* Begin *

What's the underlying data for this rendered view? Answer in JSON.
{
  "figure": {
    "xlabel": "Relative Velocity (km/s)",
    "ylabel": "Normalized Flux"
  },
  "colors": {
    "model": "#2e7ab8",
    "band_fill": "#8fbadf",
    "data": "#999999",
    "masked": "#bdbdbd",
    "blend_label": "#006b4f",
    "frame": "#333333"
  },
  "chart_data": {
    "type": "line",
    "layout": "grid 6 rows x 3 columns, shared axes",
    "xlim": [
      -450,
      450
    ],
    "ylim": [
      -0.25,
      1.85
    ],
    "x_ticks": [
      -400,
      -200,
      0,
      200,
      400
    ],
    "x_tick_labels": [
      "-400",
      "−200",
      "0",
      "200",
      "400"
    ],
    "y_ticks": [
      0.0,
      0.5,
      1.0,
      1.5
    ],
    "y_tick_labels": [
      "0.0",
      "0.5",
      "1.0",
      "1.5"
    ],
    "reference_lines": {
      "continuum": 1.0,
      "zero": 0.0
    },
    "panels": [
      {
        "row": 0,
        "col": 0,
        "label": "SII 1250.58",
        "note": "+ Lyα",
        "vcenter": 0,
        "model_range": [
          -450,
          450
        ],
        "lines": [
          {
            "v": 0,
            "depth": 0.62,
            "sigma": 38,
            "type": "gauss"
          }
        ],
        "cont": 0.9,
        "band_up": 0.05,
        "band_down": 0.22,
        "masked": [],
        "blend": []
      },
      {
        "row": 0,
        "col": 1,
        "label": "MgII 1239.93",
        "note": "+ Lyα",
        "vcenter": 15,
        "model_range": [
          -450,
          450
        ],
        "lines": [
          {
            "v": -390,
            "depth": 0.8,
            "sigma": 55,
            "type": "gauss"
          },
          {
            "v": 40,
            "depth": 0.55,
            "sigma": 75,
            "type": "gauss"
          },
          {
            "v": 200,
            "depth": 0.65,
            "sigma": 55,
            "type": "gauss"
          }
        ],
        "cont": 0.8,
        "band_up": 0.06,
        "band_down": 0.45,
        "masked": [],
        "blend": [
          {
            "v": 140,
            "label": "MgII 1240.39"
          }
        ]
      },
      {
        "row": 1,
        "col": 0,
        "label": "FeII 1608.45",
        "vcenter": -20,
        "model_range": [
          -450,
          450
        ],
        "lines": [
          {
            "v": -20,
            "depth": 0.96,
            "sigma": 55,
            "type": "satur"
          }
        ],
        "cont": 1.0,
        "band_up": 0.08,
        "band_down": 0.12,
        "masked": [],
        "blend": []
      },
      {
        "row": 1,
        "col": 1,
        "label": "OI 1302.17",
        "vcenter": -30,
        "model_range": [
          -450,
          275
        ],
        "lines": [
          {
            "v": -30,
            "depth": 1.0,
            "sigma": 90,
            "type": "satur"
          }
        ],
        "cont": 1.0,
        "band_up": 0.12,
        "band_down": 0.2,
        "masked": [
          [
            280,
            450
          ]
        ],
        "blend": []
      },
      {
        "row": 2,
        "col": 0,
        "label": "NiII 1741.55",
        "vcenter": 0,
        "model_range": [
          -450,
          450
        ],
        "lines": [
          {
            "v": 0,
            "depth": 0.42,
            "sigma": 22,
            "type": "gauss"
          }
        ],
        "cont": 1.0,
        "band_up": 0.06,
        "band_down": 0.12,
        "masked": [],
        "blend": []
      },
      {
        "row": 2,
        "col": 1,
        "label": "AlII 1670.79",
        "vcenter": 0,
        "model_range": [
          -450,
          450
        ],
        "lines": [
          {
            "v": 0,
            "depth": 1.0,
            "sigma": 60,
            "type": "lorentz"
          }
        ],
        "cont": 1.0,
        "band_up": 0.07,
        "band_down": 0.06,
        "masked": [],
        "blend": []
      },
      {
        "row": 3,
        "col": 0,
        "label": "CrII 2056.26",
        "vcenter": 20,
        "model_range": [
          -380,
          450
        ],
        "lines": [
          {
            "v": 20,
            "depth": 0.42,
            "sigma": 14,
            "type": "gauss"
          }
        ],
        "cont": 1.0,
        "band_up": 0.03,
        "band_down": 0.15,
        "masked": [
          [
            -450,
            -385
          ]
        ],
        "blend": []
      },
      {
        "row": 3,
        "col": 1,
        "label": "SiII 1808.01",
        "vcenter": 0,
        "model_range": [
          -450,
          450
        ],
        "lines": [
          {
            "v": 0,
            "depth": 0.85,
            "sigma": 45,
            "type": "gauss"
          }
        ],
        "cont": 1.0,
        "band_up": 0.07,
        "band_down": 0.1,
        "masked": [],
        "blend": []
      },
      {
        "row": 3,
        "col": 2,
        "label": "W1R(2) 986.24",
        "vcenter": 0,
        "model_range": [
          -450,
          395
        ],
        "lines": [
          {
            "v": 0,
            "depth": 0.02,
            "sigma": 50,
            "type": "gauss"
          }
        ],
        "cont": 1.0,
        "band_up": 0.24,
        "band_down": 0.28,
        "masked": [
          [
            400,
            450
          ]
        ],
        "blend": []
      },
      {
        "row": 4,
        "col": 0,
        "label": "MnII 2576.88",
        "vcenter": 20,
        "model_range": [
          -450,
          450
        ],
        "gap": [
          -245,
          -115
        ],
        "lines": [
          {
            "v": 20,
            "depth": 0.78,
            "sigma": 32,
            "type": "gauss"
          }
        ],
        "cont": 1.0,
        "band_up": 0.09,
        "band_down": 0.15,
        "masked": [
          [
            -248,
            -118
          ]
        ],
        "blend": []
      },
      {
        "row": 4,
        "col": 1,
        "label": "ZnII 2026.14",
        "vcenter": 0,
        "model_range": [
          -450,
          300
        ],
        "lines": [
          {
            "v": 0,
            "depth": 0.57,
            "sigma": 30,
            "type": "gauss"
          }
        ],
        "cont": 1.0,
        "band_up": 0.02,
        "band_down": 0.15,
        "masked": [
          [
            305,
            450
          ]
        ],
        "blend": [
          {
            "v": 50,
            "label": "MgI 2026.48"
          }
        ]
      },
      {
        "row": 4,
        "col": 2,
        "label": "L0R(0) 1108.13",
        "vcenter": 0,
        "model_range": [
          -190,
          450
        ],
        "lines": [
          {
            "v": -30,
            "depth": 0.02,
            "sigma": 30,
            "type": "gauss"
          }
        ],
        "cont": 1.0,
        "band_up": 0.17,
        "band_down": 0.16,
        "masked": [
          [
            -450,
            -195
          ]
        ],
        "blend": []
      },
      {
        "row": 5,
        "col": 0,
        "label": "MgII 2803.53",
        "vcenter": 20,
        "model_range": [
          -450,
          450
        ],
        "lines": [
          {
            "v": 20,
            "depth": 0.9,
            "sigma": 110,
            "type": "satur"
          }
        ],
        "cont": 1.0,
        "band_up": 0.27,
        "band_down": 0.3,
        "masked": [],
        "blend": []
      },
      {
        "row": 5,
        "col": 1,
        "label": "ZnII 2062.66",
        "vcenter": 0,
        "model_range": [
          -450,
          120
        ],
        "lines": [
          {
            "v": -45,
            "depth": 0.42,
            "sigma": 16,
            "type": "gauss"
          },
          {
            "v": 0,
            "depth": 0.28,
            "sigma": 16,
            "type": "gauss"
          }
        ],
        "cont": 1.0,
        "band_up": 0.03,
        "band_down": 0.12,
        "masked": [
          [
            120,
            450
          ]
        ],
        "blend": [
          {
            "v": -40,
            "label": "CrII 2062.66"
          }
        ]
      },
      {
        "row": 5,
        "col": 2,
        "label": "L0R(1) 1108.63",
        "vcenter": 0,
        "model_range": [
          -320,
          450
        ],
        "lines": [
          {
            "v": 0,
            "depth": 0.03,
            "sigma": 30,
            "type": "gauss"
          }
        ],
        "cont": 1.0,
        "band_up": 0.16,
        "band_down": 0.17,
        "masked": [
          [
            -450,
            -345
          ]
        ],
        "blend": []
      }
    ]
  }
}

* End *

◆ **To do**: Determine how many lines of the listing hold the word "ZnII" and reply with that figure alone.

◆ **Solution to the problem**: 2